Instructions for the task: Count every line of the listing where the string "value" occurs, and reply with the count alone.

Extracted material:

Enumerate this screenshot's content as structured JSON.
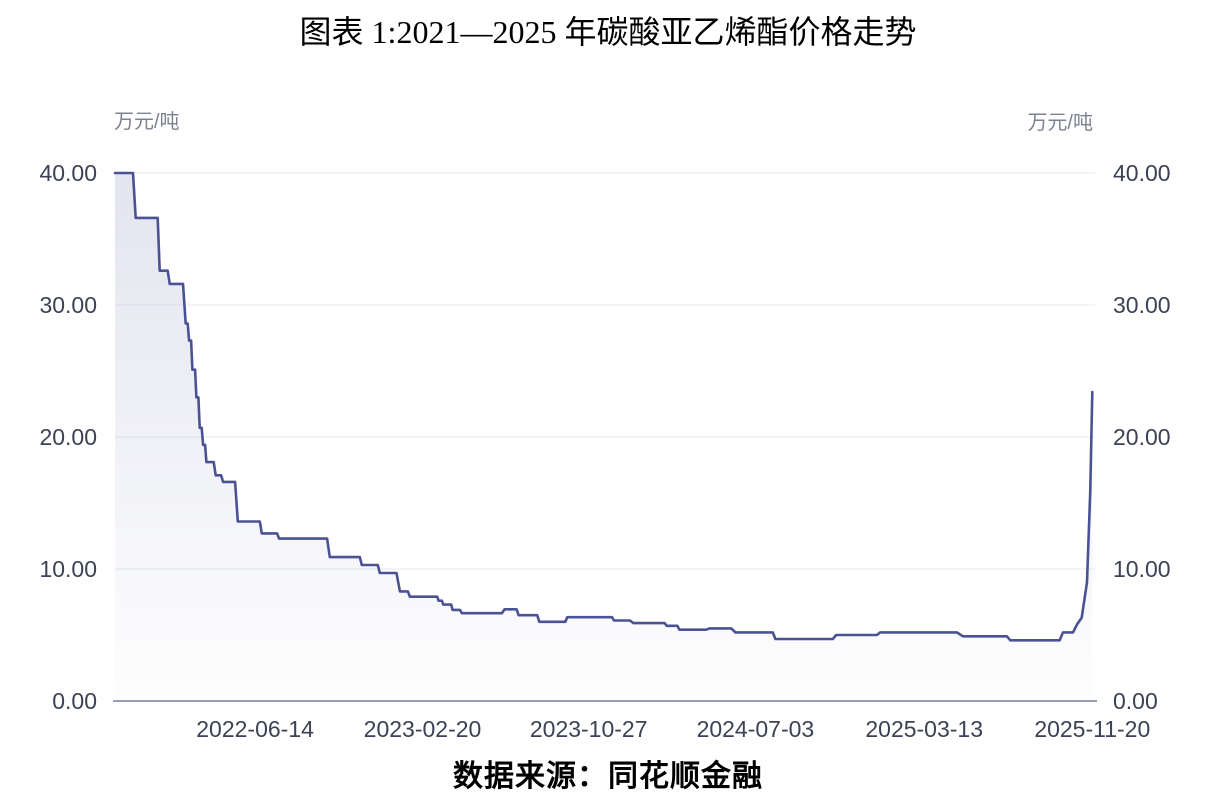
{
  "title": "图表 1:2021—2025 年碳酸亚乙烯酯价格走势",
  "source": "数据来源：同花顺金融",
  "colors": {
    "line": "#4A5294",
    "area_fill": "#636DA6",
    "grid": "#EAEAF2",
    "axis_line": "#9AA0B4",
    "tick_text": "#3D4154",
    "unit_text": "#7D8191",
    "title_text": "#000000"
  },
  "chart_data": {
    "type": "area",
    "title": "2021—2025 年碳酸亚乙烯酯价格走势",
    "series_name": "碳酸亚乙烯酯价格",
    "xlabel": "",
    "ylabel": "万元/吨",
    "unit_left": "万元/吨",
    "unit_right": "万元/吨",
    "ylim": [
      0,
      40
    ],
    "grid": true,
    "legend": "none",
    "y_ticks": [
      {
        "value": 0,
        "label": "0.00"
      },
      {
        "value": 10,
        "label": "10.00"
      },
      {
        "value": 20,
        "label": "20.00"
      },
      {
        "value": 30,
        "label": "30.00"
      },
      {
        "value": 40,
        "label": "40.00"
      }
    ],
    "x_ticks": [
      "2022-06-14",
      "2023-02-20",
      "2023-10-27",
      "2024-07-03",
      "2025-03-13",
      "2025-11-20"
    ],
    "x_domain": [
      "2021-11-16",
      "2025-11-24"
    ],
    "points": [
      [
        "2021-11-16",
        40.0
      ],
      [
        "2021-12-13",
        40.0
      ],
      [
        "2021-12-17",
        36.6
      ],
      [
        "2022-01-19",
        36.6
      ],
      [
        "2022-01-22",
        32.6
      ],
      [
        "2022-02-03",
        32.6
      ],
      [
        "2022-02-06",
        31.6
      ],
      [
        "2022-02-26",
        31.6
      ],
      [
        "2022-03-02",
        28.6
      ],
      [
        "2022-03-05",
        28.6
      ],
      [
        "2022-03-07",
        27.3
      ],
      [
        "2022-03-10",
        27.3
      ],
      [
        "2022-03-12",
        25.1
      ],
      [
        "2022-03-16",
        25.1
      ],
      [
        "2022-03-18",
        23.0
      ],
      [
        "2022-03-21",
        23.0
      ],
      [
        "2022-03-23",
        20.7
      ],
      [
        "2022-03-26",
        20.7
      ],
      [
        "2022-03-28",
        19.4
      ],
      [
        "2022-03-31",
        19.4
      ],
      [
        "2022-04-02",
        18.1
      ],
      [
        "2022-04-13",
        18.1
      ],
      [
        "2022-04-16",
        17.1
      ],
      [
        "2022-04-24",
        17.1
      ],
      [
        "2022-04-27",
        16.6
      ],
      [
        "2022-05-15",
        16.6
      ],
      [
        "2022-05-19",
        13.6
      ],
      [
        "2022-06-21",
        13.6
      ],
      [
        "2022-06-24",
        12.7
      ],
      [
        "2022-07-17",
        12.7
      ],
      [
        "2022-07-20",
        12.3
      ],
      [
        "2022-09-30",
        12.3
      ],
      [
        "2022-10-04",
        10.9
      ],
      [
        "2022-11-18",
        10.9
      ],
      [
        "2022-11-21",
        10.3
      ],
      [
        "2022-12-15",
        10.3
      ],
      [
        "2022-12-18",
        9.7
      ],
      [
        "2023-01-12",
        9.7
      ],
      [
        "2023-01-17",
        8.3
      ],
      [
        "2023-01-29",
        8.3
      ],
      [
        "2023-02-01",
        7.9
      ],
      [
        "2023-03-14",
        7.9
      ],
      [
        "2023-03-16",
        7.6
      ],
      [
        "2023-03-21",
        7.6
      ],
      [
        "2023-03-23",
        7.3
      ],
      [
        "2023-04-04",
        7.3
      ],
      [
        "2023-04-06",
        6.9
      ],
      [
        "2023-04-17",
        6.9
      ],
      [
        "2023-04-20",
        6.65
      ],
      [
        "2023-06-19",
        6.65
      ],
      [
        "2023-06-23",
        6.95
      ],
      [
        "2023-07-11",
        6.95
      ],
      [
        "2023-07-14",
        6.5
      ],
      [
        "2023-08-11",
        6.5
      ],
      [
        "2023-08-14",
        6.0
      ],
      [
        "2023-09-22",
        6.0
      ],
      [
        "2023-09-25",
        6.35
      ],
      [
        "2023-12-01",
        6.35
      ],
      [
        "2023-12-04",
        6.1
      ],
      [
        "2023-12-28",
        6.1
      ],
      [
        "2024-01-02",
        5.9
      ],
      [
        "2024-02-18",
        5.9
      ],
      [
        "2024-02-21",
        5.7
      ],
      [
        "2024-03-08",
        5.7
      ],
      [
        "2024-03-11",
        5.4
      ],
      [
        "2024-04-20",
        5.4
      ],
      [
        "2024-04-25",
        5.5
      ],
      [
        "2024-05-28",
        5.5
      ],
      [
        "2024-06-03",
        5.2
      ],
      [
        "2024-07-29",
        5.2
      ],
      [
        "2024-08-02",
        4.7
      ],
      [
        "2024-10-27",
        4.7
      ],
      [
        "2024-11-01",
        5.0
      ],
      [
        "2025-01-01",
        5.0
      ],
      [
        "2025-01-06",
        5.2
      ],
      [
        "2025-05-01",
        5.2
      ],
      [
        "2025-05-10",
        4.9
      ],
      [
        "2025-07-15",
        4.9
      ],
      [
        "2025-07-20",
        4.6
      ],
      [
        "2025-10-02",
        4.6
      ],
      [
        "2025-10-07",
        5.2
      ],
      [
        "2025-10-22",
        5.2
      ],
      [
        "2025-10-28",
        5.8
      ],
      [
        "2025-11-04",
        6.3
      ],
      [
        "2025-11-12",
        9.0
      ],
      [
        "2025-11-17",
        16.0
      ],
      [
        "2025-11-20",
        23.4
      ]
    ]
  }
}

Output for this exercise: 5